▶

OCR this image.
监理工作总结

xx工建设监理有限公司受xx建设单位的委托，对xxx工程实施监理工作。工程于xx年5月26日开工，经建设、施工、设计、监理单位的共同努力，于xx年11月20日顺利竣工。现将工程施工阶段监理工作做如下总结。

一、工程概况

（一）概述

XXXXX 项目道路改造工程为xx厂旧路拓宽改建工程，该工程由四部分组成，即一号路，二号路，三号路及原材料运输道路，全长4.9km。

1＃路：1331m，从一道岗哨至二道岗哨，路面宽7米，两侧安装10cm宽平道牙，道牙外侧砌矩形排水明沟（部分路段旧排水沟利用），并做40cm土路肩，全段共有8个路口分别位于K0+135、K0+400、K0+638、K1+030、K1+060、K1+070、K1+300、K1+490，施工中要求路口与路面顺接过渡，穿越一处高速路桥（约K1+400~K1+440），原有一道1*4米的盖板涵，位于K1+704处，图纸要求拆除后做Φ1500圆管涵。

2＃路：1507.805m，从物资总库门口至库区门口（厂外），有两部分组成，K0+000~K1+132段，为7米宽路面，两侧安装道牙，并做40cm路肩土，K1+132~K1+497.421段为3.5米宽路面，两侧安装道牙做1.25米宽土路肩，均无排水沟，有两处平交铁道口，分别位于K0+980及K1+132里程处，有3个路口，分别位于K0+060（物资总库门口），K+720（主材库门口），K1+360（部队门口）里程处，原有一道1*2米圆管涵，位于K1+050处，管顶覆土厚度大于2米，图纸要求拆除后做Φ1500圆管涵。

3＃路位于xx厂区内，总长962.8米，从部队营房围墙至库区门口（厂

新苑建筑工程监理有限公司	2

◀

Your task is to output the full set of records exactly as presented.

» REPLY
OCR this image.
监理工作总结

xx工建设监理有限公司受xx建设单位的委托，对xxx工程实施监理工作。工程于xx年5月26日开工，经建设、施工、设计、监理单位的共同努力，于xx年11月20日顺利竣工。现将工程施工阶段监理工作做如下总结。

一、工程概况

（一）概述

XXXXX 项目道路改造工程为xx厂旧路拓宽改建工程，该工程由四部分组成，即一号路，二号路，三号路及原材料运输道路，全长4.9km。

1＃路：1331m，从一道岗哨至二道岗哨，路面宽7米，两侧安装10cm宽平道牙，道牙外侧砌矩形排水明沟（部分路段旧排水沟利用），并做40cm土路肩，全段共有8个路口分别位于K0+135、K0+400、K0+638、K1+030、K1+060、K1+070、K1+300、K1+490，施工中要求路口与路面顺接过渡，穿越一处高速路桥（约K1+400~K1+440），原有一道1*4米的盖板涵，位于K1+704处，图纸要求拆除后做Φ1500圆管涵。

2＃路：1507.805m，从物资总库门口至库区门口（厂外），有两部分组成，K0+000~K1+132段，为7米宽路面，两侧安装道牙，并做40cm路肩土，K1+132~K1+497.421段为3.5米宽路面，两侧安装道牙做1.25米宽土路肩，均无排水沟，有两处平交铁道口，分别位于K0+980及K1+132里程处，有3个路口，分别位于K0+060（物资总库门口），K+720（主材库门口），K1+360（部队门口）里程处，原有一道1*2米圆管涵，位于K1+050处，管顶覆土厚度大于2米，图纸要求拆除后做Φ1500圆管涵。

3＃路位于xx厂区内，总长962.8米，从部队营房围墙至库区门口（厂

新苑建筑工程监理有限公司	2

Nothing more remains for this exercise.